> Work to do
Extract every line that contains the word "dạng".
______
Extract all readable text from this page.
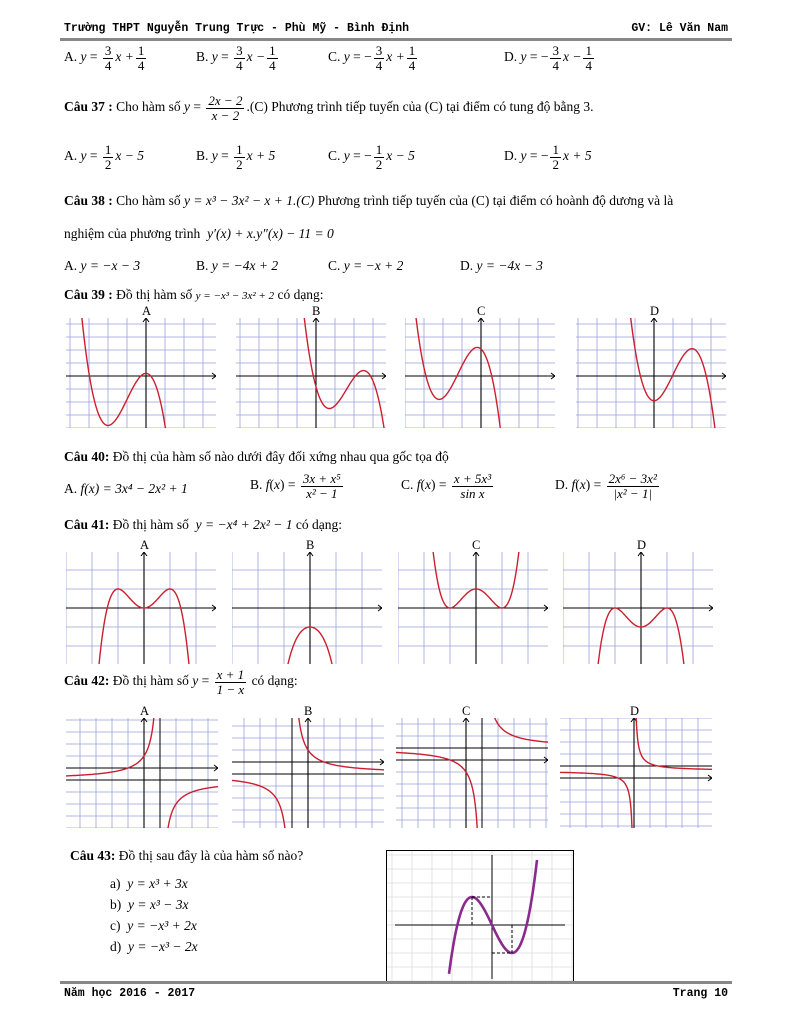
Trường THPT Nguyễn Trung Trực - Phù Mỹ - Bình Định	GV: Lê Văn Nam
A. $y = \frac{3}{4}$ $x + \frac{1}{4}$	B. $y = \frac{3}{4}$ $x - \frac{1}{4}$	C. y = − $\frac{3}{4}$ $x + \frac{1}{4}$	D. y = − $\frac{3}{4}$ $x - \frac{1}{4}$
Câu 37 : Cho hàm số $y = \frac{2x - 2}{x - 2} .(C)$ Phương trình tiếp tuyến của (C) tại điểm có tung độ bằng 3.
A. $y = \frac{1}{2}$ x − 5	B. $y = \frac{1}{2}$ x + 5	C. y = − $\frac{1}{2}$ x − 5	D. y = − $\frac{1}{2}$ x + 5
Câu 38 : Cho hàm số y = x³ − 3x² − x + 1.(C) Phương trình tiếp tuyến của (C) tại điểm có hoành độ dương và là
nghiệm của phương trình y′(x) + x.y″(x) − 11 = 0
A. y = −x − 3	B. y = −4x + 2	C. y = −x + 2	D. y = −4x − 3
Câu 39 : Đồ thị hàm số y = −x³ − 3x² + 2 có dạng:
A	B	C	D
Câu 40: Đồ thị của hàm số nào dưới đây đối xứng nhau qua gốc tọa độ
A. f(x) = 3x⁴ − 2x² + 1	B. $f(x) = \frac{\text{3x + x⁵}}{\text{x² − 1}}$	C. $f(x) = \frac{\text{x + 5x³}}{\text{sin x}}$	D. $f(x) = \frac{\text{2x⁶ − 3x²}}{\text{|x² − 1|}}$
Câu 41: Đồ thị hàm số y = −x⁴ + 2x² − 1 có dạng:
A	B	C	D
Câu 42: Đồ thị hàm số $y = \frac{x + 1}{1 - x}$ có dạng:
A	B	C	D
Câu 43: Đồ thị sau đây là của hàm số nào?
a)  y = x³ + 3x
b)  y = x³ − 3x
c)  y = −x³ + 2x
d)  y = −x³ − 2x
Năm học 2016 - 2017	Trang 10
______
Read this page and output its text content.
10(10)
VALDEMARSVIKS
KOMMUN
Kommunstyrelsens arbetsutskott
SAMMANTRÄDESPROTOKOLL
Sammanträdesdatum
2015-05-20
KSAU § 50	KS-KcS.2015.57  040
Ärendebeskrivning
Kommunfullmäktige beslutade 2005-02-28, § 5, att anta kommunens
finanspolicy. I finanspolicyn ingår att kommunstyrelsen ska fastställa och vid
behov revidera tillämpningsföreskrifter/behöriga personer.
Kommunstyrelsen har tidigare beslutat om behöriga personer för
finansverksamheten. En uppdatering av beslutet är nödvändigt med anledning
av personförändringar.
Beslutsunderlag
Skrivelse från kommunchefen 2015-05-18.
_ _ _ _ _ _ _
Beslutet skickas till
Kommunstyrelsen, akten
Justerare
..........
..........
______
> Solution for this problem
Câu 39 : Đồ thị hàm số y = −x³ − 3x² + 2 có dạng:
Câu 41: Đồ thị hàm số y = −x⁴ + 2x² − 1 có dạng:
Câu 42: Đồ thị hàm số $y = \frac{x + 1}{1 - x}$ có dạng:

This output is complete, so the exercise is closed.